►

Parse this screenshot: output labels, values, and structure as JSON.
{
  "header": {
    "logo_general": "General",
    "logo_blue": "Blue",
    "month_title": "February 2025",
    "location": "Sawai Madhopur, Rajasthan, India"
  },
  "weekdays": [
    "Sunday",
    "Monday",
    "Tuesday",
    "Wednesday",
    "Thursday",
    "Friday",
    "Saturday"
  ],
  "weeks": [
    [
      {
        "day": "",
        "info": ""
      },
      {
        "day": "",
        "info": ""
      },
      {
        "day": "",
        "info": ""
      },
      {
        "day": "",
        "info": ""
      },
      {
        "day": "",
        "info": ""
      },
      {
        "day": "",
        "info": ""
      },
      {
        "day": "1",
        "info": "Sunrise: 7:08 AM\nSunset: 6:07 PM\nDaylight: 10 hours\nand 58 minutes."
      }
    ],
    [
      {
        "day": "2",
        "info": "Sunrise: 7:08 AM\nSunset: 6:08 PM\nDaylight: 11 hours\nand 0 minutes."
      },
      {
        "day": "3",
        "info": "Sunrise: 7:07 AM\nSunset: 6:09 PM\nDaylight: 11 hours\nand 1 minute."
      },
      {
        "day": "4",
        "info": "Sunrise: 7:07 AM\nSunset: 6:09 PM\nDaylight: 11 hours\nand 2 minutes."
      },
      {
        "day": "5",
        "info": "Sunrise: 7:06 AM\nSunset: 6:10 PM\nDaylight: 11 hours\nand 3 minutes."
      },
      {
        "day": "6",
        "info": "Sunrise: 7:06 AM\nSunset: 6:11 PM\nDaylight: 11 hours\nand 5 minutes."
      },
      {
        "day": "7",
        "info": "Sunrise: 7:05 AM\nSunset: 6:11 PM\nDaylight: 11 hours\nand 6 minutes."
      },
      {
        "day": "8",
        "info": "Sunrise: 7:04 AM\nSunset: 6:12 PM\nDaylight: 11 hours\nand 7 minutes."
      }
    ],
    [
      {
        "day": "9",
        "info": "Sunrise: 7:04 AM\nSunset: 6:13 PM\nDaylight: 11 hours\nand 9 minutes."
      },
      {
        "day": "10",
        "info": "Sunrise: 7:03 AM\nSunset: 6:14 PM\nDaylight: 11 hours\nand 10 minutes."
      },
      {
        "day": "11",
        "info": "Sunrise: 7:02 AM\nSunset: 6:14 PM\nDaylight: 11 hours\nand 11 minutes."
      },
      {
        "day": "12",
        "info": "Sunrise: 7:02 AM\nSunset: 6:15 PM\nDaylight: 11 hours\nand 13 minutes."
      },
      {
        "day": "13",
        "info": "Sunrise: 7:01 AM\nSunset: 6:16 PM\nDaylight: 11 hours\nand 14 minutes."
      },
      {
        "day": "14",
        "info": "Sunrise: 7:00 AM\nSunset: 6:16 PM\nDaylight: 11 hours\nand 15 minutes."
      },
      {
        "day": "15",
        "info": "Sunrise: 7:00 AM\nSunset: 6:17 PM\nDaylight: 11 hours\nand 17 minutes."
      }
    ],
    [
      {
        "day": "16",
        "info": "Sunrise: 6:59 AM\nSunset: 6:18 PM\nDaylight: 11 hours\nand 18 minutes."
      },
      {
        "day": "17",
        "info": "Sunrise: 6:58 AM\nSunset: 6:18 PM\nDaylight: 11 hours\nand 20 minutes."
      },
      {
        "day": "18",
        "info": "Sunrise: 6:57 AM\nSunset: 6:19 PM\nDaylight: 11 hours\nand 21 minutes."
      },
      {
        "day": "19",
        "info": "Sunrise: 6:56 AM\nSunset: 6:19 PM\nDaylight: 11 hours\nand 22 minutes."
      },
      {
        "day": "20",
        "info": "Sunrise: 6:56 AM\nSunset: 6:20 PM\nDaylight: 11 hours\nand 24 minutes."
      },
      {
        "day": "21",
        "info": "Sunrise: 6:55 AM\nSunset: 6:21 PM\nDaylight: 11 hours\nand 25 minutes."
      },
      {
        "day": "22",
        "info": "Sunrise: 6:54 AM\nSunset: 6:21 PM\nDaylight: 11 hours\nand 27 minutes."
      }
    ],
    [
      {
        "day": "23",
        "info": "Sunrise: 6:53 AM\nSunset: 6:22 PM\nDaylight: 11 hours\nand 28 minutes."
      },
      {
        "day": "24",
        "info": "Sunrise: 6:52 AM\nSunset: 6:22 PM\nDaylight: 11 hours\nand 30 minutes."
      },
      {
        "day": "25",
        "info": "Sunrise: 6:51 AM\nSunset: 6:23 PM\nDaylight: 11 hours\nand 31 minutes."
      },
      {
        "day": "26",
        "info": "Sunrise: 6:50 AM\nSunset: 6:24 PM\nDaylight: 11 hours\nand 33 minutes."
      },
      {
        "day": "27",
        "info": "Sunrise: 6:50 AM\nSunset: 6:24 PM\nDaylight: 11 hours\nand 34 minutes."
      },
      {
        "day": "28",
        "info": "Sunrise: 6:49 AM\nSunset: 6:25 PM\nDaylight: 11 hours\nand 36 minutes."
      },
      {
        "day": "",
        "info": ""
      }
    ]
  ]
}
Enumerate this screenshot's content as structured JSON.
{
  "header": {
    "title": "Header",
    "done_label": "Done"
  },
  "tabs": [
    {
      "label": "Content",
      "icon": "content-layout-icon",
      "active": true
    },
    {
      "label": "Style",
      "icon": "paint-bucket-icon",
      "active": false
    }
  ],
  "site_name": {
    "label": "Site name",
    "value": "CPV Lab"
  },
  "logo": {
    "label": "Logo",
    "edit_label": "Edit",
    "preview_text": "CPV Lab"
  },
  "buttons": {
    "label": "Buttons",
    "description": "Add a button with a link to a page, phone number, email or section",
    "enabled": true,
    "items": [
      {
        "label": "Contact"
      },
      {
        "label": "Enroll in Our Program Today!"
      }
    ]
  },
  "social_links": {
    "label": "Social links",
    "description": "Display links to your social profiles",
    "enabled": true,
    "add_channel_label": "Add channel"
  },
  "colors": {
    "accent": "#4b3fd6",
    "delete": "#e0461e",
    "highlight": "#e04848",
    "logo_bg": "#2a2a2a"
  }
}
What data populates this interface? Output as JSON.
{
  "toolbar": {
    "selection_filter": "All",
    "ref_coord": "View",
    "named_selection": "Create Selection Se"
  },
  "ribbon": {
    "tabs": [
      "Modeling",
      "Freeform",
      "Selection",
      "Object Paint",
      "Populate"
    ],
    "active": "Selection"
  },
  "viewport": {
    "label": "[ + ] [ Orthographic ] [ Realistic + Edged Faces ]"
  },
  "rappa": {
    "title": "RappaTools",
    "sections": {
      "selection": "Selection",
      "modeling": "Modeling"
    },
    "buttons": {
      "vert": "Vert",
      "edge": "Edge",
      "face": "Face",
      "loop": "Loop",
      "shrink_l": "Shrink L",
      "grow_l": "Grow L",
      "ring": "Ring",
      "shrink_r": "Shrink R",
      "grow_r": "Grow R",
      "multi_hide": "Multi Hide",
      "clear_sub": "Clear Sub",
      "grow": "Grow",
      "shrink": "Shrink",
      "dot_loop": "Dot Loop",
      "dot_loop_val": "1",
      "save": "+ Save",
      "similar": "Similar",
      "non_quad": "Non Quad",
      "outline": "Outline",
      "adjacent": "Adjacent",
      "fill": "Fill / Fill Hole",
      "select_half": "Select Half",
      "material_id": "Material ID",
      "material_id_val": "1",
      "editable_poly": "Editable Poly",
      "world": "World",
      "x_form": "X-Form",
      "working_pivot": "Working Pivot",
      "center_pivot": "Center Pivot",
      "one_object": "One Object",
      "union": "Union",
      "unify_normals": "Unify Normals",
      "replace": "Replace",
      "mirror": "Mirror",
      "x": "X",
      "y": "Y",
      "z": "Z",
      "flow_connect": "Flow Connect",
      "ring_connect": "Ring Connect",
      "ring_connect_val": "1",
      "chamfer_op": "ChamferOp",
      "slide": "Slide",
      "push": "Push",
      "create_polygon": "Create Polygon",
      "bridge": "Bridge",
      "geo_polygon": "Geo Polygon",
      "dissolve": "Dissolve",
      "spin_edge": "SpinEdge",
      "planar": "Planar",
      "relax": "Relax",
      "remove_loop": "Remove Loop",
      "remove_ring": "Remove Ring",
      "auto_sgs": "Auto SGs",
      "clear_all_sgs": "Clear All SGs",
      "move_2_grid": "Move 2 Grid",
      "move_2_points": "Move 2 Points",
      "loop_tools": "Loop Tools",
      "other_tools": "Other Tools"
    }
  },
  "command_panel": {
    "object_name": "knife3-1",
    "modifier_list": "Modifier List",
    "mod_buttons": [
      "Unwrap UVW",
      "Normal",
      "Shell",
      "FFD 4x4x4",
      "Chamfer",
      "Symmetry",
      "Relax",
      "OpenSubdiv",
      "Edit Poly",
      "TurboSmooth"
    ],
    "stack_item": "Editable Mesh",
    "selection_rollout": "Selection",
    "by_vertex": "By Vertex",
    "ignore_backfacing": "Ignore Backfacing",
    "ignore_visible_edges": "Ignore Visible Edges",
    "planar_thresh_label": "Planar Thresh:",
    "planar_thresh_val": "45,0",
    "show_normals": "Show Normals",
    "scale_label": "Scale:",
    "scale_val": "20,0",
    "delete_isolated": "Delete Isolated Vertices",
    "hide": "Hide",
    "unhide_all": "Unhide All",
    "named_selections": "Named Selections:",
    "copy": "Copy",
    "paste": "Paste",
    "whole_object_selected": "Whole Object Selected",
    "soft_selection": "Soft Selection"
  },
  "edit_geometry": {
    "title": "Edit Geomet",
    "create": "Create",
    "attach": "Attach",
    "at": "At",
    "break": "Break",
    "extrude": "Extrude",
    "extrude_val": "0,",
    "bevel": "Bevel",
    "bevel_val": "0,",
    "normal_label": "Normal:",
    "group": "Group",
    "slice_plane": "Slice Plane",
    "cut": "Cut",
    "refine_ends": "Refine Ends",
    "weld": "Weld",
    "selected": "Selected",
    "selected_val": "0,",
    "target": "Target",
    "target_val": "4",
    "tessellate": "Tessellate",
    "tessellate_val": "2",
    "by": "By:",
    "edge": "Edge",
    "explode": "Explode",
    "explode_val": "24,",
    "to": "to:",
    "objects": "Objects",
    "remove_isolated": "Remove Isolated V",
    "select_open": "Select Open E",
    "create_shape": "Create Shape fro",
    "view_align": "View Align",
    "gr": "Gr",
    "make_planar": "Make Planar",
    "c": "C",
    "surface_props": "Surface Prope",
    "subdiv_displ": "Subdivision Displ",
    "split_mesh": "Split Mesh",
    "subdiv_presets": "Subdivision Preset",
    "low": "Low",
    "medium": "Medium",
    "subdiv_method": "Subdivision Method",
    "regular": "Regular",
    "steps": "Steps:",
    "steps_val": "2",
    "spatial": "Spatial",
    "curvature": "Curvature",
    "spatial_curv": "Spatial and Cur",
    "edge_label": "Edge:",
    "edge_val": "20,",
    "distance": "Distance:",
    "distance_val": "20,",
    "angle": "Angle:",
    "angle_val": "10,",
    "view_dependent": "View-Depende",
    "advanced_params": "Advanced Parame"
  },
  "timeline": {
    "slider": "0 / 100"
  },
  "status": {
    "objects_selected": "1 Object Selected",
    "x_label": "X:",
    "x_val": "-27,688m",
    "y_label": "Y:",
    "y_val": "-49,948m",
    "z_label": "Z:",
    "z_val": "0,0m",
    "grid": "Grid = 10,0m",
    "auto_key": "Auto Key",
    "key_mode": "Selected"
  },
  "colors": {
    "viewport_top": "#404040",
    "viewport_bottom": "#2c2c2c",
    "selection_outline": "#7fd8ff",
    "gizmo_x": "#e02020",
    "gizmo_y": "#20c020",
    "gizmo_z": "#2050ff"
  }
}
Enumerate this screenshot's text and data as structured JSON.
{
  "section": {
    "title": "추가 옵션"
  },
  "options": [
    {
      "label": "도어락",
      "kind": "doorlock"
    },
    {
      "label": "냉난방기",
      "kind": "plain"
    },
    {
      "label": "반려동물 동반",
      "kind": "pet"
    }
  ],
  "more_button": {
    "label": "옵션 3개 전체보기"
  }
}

◄

How many lines in the entries contain the string "Normals"? Answer with the number only.

2